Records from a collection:
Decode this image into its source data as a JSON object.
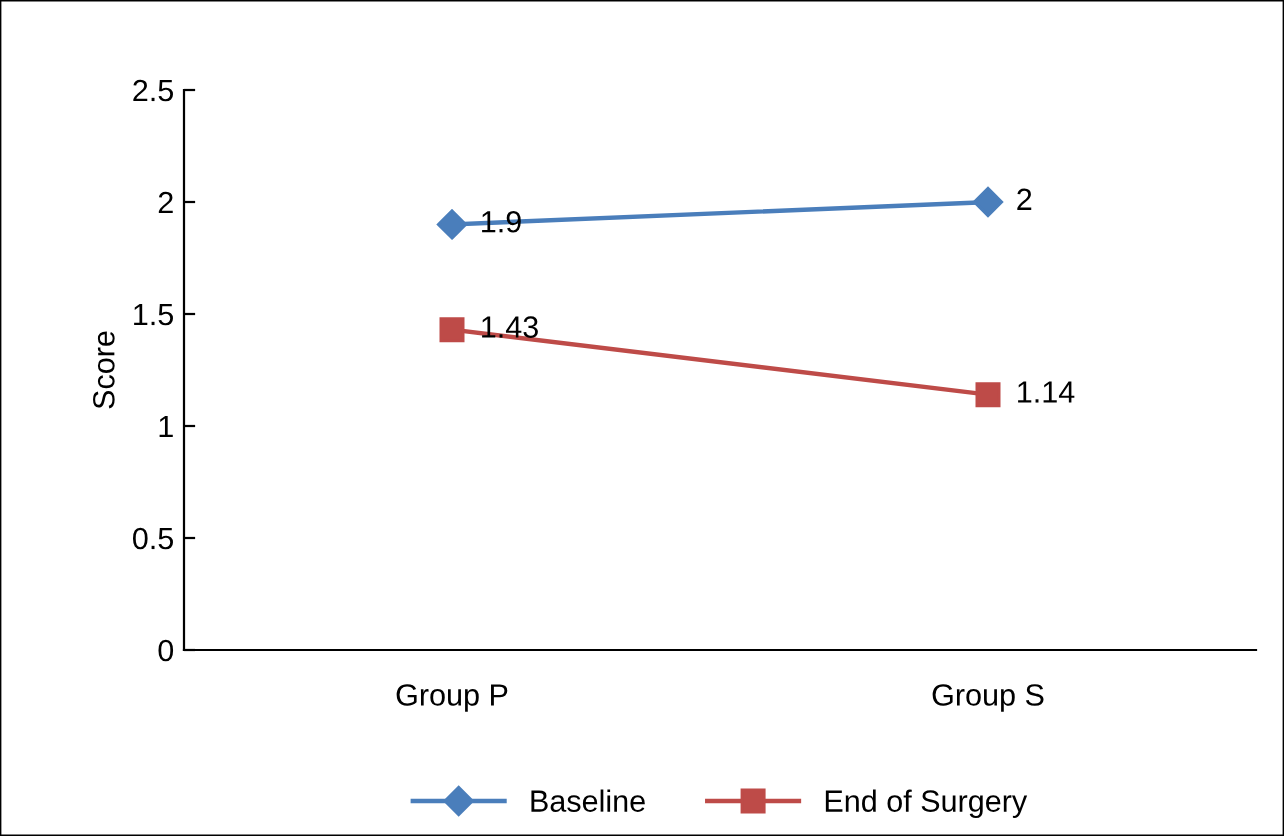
{
  "chart_data": {
    "type": "line",
    "ylabel": "Score",
    "categories": [
      "Group P",
      "Group S"
    ],
    "series": [
      {
        "name": "Baseline",
        "color": "#4a7ebb",
        "marker": "diamond",
        "values": [
          1.9,
          2
        ]
      },
      {
        "name": "End of Surgery",
        "color": "#be4b48",
        "marker": "square",
        "values": [
          1.43,
          1.14
        ]
      }
    ],
    "ylim": [
      0,
      2.5
    ],
    "yticks": [
      0,
      0.5,
      1,
      1.5,
      2,
      2.5
    ],
    "grid": false,
    "legend": "bottom",
    "data_labels": true
  }
}
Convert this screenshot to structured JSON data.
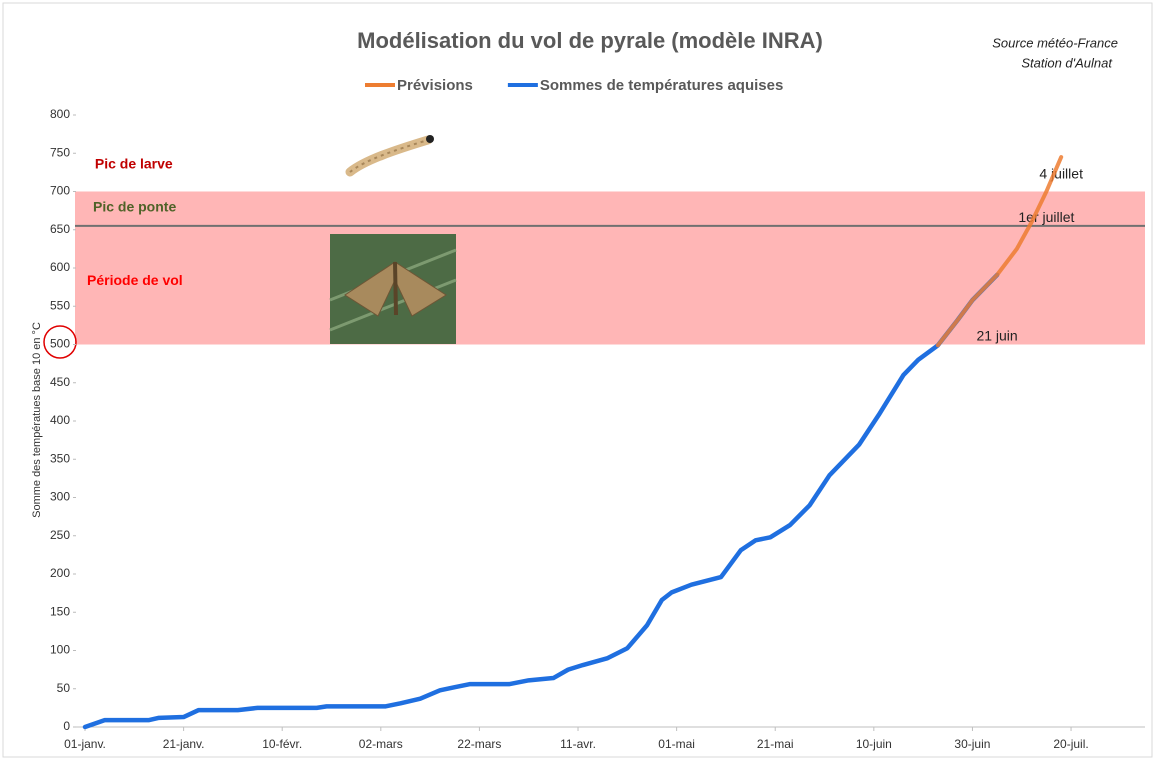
{
  "chart_data": {
    "type": "line",
    "title": "Modélisation du vol de pyrale (modèle INRA)",
    "source": [
      "Source météo-France",
      "Station d'Aulnat"
    ],
    "y_label": "Somme des températues base 10 en °C",
    "xlim": [
      0,
      215
    ],
    "xticks": [
      {
        "value": 0,
        "label": "01-janv."
      },
      {
        "value": 20,
        "label": "21-janv."
      },
      {
        "value": 40,
        "label": "10-févr."
      },
      {
        "value": 60,
        "label": "02-mars"
      },
      {
        "value": 80,
        "label": "22-mars"
      },
      {
        "value": 100,
        "label": "11-avr."
      },
      {
        "value": 120,
        "label": "01-mai"
      },
      {
        "value": 140,
        "label": "21-mai"
      },
      {
        "value": 160,
        "label": "10-juin"
      },
      {
        "value": 180,
        "label": "30-juin"
      },
      {
        "value": 200,
        "label": "20-juil."
      }
    ],
    "ylim": [
      0,
      800
    ],
    "yticks": [
      0,
      50,
      100,
      150,
      200,
      250,
      300,
      350,
      400,
      450,
      500,
      550,
      600,
      650,
      700,
      750,
      800
    ],
    "zones": [
      {
        "label": "Période de vol",
        "from": 500,
        "to": 700,
        "color": "#ffb6b6"
      }
    ],
    "reference_lines": [
      {
        "label": "Pic de ponte",
        "value": 655,
        "color": "#707070"
      }
    ],
    "annotations": [
      {
        "text": "Pic de larve",
        "x": 2,
        "y": 735,
        "color": "#c00000"
      },
      {
        "text": "4 juillet",
        "x": 198,
        "y": 722,
        "color": "#222222"
      },
      {
        "text": "1er juillet",
        "x": 195,
        "y": 665,
        "color": "#222222"
      },
      {
        "text": "21 juin",
        "x": 185,
        "y": 510,
        "color": "#222222"
      }
    ],
    "series": [
      {
        "name": "Prévisions",
        "color": "#ed7d31",
        "x": [
          173,
          177,
          180,
          185,
          189,
          192,
          195,
          198
        ],
        "values": [
          499,
          532,
          558,
          591,
          625,
          660,
          700,
          745
        ]
      },
      {
        "name": "Sommes de températures aquises",
        "color": "#1f6fe0",
        "x": [
          0,
          4,
          13,
          15,
          20,
          23,
          26,
          31,
          35,
          47,
          49,
          61,
          64,
          68,
          72,
          75,
          78,
          86,
          90,
          95,
          98,
          101,
          106,
          110,
          114,
          117,
          119,
          123,
          129,
          133,
          136,
          139,
          143,
          147,
          151,
          157,
          161,
          166,
          169,
          173,
          177,
          180,
          185
        ],
        "values": [
          0,
          9,
          9,
          12,
          13,
          22,
          22,
          22,
          25,
          25,
          27,
          27,
          31,
          37,
          48,
          52,
          56,
          56,
          61,
          64,
          75,
          81,
          90,
          103,
          133,
          166,
          176,
          186,
          196,
          231,
          244,
          248,
          264,
          290,
          329,
          369,
          408,
          460,
          480,
          499,
          532,
          558,
          591
        ]
      }
    ]
  }
}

• Work required: Reproduce all the entries that precede this task, word for word, minus any pictures.

• The reply:
Decode this image into its source data as a JSON object.
{
  "chart_data": {
    "type": "line",
    "ylabel": "Score",
    "categories": [
      "Group P",
      "Group S"
    ],
    "series": [
      {
        "name": "Baseline",
        "color": "#4a7ebb",
        "marker": "diamond",
        "values": [
          1.9,
          2
        ]
      },
      {
        "name": "End of Surgery",
        "color": "#be4b48",
        "marker": "square",
        "values": [
          1.43,
          1.14
        ]
      }
    ],
    "ylim": [
      0,
      2.5
    ],
    "yticks": [
      0,
      0.5,
      1,
      1.5,
      2,
      2.5
    ],
    "grid": false,
    "legend": "bottom",
    "data_labels": true
  }
}
Convert this screenshot to structured JSON data.
{
  "chart_data": {
    "type": "line",
    "title": "Modélisation du vol de pyrale (modèle INRA)",
    "source": [
      "Source météo-France",
      "Station d'Aulnat"
    ],
    "y_label": "Somme des températues base 10 en °C",
    "xlim": [
      0,
      215
    ],
    "xticks": [
      {
        "value": 0,
        "label": "01-janv."
      },
      {
        "value": 20,
        "label": "21-janv."
      },
      {
        "value": 40,
        "label": "10-févr."
      },
      {
        "value": 60,
        "label": "02-mars"
      },
      {
        "value": 80,
        "label": "22-mars"
      },
      {
        "value": 100,
        "label": "11-avr."
      },
      {
        "value": 120,
        "label": "01-mai"
      },
      {
        "value": 140,
        "label": "21-mai"
      },
      {
        "value": 160,
        "label": "10-juin"
      },
      {
        "value": 180,
        "label": "30-juin"
      },
      {
        "value": 200,
        "label": "20-juil."
      }
    ],
    "ylim": [
      0,
      800
    ],
    "yticks": [
      0,
      50,
      100,
      150,
      200,
      250,
      300,
      350,
      400,
      450,
      500,
      550,
      600,
      650,
      700,
      750,
      800
    ],
    "zones": [
      {
        "label": "Période de vol",
        "from": 500,
        "to": 700,
        "color": "#ffb6b6"
      }
    ],
    "reference_lines": [
      {
        "label": "Pic de ponte",
        "value": 655,
        "color": "#707070"
      }
    ],
    "annotations": [
      {
        "text": "Pic de larve",
        "x": 2,
        "y": 735,
        "color": "#c00000"
      },
      {
        "text": "4 juillet",
        "x": 198,
        "y": 722,
        "color": "#222222"
      },
      {
        "text": "1er juillet",
        "x": 195,
        "y": 665,
        "color": "#222222"
      },
      {
        "text": "21 juin",
        "x": 185,
        "y": 510,
        "color": "#222222"
      }
    ],
    "series": [
      {
        "name": "Prévisions",
        "color": "#ed7d31",
        "x": [
          173,
          177,
          180,
          185,
          189,
          192,
          195,
          198
        ],
        "values": [
          499,
          532,
          558,
          591,
          625,
          660,
          700,
          745
        ]
      },
      {
        "name": "Sommes de températures aquises",
        "color": "#1f6fe0",
        "x": [
          0,
          4,
          13,
          15,
          20,
          23,
          26,
          31,
          35,
          47,
          49,
          61,
          64,
          68,
          72,
          75,
          78,
          86,
          90,
          95,
          98,
          101,
          106,
          110,
          114,
          117,
          119,
          123,
          129,
          133,
          136,
          139,
          143,
          147,
          151,
          157,
          161,
          166,
          169,
          173,
          177,
          180,
          185
        ],
        "values": [
          0,
          9,
          9,
          12,
          13,
          22,
          22,
          22,
          25,
          25,
          27,
          27,
          31,
          37,
          48,
          52,
          56,
          56,
          61,
          64,
          75,
          81,
          90,
          103,
          133,
          166,
          176,
          186,
          196,
          231,
          244,
          248,
          264,
          290,
          329,
          369,
          408,
          460,
          480,
          499,
          532,
          558,
          591
        ]
      }
    ]
  }
}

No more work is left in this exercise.